→ **Task instructions**
Lines containing the string "this" are to be collected in full.

* BEGIN Given data *

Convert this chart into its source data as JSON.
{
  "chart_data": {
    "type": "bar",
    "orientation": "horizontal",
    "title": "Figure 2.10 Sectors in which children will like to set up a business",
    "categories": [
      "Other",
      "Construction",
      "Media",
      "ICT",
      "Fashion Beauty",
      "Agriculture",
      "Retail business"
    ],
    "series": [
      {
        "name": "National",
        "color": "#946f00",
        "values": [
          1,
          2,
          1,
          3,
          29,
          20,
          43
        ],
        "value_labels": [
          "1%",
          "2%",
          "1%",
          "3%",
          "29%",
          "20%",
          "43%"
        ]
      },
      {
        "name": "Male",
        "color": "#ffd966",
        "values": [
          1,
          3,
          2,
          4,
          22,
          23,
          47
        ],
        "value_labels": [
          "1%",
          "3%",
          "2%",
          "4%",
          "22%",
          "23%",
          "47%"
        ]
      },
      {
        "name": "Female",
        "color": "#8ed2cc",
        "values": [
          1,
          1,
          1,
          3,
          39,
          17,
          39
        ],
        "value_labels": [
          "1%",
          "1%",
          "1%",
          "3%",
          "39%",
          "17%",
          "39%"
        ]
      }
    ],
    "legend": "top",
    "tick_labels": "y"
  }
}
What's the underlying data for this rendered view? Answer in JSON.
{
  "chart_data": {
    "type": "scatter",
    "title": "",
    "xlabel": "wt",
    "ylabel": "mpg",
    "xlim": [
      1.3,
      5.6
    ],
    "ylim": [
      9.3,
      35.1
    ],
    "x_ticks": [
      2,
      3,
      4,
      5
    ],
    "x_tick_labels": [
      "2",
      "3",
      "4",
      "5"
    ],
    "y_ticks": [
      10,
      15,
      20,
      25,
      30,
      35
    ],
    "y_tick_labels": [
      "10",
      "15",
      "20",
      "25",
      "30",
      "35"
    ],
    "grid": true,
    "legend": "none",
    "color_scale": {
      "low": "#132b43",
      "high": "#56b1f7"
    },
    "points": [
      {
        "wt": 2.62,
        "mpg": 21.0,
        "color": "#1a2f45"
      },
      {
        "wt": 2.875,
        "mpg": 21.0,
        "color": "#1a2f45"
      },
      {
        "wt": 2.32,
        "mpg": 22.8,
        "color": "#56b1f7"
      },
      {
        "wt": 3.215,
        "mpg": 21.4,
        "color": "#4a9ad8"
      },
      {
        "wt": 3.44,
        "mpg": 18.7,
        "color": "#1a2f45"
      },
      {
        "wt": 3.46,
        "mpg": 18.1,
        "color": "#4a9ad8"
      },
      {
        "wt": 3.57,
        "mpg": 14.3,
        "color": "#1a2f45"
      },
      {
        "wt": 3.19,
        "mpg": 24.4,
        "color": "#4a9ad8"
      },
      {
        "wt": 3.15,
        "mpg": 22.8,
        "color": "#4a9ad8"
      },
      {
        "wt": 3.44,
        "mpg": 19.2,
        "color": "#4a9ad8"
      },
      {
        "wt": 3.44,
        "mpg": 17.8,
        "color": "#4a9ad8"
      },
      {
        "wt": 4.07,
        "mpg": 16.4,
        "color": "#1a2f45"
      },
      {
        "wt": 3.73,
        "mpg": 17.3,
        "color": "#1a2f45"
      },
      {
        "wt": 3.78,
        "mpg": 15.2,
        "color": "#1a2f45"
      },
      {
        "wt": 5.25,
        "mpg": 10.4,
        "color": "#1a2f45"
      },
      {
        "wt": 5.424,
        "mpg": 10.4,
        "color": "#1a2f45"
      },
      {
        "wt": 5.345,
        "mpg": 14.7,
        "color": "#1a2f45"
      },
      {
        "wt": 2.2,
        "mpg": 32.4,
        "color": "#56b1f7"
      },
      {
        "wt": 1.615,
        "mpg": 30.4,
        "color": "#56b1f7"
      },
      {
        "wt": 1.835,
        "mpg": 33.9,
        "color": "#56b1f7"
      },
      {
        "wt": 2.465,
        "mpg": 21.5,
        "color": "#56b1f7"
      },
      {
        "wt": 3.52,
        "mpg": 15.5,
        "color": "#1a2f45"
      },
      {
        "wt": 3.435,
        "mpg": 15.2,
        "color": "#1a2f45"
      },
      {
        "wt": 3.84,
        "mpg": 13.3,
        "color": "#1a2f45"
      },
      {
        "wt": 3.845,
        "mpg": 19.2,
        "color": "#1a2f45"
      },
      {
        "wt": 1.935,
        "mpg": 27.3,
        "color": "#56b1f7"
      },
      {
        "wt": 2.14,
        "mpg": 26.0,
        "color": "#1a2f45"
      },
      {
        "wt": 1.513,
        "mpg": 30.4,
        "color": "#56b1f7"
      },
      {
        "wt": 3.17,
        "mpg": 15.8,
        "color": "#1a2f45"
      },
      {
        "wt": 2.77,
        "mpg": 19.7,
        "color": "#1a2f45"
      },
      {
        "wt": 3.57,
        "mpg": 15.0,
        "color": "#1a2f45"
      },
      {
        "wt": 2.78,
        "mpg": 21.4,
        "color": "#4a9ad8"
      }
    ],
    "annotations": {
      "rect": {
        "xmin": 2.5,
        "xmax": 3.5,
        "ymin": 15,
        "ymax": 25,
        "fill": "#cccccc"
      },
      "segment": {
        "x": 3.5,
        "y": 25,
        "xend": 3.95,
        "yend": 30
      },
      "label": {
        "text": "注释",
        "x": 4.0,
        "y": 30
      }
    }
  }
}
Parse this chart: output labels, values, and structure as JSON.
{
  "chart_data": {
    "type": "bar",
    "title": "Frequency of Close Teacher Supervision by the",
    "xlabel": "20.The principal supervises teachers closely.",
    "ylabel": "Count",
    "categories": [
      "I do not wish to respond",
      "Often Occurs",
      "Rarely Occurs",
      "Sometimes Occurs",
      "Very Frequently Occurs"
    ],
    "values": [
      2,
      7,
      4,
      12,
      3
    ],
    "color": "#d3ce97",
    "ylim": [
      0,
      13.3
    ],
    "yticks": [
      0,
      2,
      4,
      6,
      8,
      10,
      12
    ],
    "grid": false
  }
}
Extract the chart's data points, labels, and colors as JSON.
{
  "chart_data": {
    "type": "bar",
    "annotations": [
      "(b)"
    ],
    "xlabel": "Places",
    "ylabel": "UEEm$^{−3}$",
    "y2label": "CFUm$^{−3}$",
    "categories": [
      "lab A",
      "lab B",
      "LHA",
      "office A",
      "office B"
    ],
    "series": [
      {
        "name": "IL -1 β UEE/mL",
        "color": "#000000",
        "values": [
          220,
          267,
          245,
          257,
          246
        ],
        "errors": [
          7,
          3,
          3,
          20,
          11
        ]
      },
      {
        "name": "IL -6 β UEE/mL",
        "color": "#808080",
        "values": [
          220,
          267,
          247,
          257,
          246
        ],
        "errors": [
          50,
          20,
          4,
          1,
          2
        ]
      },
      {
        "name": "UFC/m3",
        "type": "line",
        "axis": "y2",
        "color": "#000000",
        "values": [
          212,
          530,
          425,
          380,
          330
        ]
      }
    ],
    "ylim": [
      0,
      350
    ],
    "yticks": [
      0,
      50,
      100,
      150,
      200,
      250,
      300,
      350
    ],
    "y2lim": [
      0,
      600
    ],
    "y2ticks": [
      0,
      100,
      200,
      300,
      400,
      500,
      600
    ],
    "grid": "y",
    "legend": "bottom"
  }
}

* END Given data *

→ **Completed task**
Convert this chart into its source data as JSON.
What's the underlying data for this rendered view? Answer in JSON.
Parse this chart: output labels, values, and structure as JSON.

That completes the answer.